### Data:

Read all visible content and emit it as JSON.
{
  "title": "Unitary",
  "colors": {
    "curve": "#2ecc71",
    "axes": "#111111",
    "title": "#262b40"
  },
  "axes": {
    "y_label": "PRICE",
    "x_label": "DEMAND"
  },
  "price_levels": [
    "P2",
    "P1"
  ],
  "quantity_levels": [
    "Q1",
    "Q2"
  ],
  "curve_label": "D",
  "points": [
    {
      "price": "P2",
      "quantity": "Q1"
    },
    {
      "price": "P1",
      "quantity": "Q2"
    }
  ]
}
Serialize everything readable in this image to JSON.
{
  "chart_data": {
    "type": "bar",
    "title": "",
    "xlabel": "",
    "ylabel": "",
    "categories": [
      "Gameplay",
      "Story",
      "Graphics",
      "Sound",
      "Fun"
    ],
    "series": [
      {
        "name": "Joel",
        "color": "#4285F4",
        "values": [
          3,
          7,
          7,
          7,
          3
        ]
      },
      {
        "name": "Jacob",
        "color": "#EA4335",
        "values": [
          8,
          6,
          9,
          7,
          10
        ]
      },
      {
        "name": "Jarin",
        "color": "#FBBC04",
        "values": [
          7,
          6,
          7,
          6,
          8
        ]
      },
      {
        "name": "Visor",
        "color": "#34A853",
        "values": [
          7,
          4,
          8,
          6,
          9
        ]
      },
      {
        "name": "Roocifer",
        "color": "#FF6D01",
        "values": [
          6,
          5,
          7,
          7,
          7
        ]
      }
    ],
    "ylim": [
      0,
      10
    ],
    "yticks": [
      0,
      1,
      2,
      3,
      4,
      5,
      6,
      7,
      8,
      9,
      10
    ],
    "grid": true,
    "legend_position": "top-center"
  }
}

### Exercise task:
Select and copy every line of the listing with the word "JSON".

### Exercise response:
Read all visible content and emit it as JSON.
Serialize everything readable in this image to JSON.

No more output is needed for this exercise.